▶ _SET EXERCISE_:
Images embedded in the records are excluded; print everything else exactly as given.

▶ _SOURCE RECORDS_:
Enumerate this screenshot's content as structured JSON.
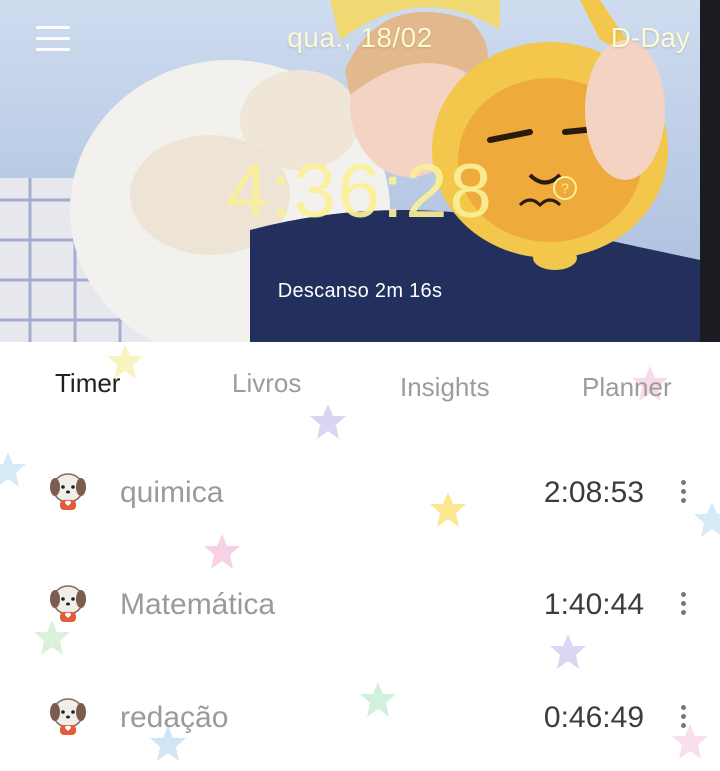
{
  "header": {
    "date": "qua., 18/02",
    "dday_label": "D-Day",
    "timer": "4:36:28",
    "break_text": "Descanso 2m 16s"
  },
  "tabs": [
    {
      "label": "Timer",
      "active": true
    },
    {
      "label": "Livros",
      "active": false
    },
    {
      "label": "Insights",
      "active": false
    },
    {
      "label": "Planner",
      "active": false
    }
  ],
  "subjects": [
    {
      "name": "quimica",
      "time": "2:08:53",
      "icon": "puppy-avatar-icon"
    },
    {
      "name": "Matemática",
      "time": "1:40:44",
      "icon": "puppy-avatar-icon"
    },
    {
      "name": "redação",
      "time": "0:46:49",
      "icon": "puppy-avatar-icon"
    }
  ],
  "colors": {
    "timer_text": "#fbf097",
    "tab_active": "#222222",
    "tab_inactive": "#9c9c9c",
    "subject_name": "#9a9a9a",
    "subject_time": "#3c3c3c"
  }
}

▶ _EXPECTED ANSWER_:
Enumerate this screenshot's content as structured JSON.
{
  "header": {
    "date": "qua., 18/02",
    "dday_label": "D-Day",
    "timer": "4:36:28",
    "break_text": "Descanso 2m 16s"
  },
  "tabs": [
    {
      "label": "Timer",
      "active": true
    },
    {
      "label": "Livros",
      "active": false
    },
    {
      "label": "Insights",
      "active": false
    },
    {
      "label": "Planner",
      "active": false
    }
  ],
  "subjects": [
    {
      "name": "quimica",
      "time": "2:08:53",
      "icon": "puppy-avatar-icon"
    },
    {
      "name": "Matemática",
      "time": "1:40:44",
      "icon": "puppy-avatar-icon"
    },
    {
      "name": "redação",
      "time": "0:46:49",
      "icon": "puppy-avatar-icon"
    }
  ],
  "colors": {
    "timer_text": "#fbf097",
    "tab_active": "#222222",
    "tab_inactive": "#9c9c9c",
    "subject_name": "#9a9a9a",
    "subject_time": "#3c3c3c"
  }
}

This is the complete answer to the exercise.